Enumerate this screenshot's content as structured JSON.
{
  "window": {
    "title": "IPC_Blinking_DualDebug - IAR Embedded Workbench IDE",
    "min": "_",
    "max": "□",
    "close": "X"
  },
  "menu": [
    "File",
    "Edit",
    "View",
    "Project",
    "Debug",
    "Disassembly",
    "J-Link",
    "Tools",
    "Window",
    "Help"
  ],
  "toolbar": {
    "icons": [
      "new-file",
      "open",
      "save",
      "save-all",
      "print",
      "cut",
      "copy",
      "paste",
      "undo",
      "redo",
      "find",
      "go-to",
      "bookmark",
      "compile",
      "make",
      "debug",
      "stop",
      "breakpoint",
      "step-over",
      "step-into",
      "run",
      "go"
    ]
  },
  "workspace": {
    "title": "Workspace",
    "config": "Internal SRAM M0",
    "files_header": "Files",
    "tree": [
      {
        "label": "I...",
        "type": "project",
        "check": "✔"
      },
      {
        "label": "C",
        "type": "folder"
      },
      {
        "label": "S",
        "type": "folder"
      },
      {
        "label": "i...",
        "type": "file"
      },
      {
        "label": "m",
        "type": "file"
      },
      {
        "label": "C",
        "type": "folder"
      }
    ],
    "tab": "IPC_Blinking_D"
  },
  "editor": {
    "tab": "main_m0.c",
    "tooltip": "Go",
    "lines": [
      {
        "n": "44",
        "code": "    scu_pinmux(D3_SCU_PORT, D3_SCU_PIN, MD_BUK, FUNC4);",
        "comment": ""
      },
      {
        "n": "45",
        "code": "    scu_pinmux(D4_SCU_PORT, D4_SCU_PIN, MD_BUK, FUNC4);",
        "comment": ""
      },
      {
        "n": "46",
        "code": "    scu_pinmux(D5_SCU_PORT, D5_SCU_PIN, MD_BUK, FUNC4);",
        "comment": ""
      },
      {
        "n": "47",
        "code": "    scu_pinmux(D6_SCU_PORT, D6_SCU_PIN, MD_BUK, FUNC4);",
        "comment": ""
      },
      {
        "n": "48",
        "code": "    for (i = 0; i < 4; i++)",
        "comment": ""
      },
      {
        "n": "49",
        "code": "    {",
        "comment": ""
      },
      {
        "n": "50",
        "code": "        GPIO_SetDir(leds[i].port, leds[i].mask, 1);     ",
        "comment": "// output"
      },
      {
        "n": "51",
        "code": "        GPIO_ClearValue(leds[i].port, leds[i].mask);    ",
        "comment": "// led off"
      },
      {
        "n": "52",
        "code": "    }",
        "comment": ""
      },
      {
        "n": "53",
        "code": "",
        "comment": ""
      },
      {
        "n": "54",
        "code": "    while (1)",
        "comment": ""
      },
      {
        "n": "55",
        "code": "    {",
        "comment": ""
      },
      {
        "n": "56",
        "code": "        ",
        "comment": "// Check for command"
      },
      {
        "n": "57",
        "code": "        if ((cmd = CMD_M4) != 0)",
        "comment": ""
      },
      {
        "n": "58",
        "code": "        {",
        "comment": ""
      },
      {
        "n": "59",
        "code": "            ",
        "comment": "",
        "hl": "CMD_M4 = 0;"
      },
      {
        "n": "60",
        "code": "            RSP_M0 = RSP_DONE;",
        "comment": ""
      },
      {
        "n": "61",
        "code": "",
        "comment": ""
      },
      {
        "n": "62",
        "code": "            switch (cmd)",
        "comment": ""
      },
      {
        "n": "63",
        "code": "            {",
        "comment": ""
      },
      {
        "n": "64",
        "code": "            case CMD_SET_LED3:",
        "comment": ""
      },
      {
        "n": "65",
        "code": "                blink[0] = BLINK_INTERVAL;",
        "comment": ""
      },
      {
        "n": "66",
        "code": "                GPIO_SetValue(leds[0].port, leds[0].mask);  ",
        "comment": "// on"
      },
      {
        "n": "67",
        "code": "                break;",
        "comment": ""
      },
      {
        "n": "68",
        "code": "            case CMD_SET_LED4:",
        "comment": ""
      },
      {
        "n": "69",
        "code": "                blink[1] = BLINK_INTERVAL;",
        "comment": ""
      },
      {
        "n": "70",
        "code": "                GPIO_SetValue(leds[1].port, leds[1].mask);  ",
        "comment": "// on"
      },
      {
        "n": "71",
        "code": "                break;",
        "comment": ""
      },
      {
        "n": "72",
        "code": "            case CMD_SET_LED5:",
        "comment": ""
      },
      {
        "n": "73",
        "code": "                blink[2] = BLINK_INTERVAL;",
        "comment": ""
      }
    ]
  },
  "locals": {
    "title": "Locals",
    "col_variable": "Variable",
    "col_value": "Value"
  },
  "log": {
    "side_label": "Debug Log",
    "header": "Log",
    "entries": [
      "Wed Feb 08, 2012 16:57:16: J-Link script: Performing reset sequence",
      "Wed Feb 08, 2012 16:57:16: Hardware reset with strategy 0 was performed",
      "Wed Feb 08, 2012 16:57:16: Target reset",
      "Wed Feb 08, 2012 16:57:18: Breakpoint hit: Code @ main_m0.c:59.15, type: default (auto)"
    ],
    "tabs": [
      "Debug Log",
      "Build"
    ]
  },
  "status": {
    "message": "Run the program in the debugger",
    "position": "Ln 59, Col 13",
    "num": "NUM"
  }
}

▶ [EXERCISE AIM] Gather up every line from the listing above in which the word "mask" occurs.

▶ [RESPONSE FOR THIS EXERCISE]
        "code": "        GPIO_SetDir(leds[i].port, leds[i].mask, 1);     ",
        "code": "        GPIO_ClearValue(leds[i].port, leds[i].mask);    ",
        "code": "                GPIO_SetValue(leds[0].port, leds[0].mask);  ",
        "code": "                GPIO_SetValue(leds[1].port, leds[1].mask);  ",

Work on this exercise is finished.